- [Directions] Copy each line of the records that contains the word "title".

[begin Dataset content]

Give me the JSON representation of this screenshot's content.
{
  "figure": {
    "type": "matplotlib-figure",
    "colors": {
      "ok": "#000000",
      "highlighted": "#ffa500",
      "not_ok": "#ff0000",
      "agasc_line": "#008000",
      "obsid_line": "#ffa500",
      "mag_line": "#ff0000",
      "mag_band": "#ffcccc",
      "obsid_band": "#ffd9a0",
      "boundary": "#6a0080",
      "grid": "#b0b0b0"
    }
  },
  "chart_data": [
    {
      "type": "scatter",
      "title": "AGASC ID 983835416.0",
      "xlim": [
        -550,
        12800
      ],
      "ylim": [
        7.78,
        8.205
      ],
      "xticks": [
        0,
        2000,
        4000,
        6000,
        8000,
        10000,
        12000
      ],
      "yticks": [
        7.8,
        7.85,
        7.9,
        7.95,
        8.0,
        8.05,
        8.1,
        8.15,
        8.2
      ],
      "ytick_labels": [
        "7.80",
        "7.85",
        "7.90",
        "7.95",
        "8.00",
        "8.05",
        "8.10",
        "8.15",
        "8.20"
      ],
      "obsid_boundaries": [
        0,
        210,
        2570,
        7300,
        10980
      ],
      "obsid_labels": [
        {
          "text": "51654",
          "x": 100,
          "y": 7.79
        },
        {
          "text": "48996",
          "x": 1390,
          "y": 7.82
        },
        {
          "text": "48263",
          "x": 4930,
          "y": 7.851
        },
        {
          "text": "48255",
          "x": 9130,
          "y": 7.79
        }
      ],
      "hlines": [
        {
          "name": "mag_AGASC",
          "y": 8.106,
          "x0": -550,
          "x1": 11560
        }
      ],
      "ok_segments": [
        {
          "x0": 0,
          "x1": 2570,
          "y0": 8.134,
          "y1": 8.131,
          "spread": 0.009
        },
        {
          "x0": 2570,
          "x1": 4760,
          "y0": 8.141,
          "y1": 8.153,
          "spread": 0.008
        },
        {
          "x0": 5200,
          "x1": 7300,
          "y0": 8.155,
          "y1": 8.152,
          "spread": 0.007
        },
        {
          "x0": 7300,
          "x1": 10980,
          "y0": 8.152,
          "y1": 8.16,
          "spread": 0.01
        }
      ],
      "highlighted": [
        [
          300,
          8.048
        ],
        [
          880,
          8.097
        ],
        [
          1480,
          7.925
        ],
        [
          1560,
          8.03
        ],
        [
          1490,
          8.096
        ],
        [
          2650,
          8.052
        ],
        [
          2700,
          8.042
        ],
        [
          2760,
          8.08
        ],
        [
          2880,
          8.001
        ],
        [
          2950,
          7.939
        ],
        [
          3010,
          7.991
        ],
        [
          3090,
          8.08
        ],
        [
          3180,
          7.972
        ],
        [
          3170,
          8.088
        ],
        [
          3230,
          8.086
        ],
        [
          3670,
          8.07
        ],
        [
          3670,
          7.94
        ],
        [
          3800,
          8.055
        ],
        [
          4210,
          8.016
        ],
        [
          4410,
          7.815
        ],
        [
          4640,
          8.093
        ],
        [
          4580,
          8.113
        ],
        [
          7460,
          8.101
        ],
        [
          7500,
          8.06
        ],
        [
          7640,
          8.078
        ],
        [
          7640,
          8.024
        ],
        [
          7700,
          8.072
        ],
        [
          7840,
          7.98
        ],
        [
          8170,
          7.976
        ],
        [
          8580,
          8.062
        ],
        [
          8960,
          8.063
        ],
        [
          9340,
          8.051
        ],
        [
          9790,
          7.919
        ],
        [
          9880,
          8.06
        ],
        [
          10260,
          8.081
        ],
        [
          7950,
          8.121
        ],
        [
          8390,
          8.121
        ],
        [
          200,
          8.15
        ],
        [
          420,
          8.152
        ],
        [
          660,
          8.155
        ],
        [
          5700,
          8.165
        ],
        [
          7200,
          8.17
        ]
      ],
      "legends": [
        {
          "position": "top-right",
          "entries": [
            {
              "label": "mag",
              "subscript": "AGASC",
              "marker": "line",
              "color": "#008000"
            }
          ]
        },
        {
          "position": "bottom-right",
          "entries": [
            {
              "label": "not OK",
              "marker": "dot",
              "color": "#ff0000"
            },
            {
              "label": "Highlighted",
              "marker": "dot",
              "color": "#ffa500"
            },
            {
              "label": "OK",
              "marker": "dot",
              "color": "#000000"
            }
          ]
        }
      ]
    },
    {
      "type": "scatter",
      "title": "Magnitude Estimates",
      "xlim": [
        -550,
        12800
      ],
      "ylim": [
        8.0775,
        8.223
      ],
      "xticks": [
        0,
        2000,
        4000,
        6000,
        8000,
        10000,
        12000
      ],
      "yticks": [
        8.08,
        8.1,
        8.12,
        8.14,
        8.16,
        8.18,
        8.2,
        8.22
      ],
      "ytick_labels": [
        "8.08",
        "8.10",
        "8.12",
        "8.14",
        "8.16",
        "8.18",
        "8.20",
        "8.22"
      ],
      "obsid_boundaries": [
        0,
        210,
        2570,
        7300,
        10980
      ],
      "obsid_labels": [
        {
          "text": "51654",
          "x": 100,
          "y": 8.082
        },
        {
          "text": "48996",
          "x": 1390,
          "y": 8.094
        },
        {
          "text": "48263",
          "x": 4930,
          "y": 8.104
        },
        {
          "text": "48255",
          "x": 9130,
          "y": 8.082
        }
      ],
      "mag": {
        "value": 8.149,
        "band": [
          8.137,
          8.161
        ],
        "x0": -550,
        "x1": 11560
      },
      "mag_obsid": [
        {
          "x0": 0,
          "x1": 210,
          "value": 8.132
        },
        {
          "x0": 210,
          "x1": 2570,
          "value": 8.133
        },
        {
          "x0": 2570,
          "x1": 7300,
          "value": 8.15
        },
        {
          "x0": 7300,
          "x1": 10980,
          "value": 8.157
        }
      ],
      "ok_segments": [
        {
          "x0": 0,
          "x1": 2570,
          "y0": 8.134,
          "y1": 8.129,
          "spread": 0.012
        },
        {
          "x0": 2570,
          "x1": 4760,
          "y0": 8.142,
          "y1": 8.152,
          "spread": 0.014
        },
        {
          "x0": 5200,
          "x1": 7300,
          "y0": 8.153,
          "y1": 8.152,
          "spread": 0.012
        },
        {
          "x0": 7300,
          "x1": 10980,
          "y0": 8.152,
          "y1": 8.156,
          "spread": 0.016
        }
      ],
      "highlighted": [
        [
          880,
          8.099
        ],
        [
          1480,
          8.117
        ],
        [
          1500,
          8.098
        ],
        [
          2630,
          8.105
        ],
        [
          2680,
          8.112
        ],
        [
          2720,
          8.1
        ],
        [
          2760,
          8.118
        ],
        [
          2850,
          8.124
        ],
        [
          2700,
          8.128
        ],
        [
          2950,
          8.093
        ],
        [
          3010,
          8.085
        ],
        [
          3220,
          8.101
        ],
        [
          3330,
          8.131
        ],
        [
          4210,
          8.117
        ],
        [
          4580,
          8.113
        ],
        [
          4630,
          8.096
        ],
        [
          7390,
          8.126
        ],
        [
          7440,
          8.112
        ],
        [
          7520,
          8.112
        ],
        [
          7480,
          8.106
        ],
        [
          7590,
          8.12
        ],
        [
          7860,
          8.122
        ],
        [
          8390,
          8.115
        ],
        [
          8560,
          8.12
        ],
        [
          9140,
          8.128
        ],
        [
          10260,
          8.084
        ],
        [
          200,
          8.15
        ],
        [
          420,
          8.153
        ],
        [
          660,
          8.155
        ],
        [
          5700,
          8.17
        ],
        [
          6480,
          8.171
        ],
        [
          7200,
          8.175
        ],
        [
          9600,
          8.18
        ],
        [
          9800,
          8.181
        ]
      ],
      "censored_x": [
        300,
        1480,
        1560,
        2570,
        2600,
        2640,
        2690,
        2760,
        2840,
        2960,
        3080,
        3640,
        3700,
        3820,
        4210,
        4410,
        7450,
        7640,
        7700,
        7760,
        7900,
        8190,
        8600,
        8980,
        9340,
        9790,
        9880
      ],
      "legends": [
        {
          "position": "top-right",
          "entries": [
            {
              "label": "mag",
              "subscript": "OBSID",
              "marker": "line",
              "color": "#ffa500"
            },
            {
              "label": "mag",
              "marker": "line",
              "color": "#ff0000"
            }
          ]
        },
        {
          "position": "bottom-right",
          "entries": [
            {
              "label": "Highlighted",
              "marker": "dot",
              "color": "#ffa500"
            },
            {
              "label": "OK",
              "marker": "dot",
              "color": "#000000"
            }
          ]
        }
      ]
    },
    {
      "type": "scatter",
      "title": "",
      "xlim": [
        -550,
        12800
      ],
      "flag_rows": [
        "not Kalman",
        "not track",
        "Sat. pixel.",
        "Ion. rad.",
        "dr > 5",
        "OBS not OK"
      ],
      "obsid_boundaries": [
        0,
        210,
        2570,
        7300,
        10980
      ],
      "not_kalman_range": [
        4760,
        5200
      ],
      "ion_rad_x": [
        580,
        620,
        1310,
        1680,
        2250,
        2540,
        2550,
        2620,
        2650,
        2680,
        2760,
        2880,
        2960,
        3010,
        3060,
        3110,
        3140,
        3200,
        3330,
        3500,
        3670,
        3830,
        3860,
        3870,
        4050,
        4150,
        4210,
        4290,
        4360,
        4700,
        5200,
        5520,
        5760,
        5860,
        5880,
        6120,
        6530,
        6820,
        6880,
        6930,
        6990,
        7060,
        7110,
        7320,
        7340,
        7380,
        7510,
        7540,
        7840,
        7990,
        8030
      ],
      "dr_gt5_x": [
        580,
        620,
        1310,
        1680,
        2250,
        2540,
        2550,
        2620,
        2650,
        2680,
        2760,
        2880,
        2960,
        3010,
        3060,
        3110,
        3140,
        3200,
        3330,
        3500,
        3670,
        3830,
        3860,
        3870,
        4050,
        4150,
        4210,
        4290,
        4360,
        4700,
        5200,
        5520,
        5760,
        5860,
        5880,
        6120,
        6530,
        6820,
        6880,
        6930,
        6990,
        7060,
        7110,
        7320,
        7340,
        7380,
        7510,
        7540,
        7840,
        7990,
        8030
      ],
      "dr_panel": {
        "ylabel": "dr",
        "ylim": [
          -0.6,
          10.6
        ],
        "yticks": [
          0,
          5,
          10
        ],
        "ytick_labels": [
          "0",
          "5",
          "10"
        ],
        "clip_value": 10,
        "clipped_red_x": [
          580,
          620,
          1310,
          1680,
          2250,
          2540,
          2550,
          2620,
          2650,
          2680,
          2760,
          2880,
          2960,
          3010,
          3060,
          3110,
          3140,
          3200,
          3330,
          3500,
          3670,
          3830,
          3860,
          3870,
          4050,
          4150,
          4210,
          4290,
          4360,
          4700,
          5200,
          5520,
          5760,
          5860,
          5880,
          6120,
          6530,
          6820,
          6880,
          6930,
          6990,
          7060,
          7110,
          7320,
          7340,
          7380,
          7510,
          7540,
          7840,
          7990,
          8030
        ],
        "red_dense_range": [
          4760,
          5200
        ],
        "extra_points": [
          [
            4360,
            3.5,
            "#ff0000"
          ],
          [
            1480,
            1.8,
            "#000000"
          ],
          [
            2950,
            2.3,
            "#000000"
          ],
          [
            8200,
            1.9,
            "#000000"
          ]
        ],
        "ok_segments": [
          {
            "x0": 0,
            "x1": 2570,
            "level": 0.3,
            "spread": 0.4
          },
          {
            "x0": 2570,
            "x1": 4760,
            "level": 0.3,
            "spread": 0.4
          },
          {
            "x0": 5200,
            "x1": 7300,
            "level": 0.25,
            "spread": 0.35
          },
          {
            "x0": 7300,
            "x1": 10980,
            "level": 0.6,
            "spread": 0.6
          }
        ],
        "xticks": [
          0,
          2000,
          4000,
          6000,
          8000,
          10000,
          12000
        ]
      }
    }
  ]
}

[end Dataset content]

- [Output for this exercise]
      "title": "AGASC ID 983835416.0",
      "title": "Magnitude Estimates",
      "title": "",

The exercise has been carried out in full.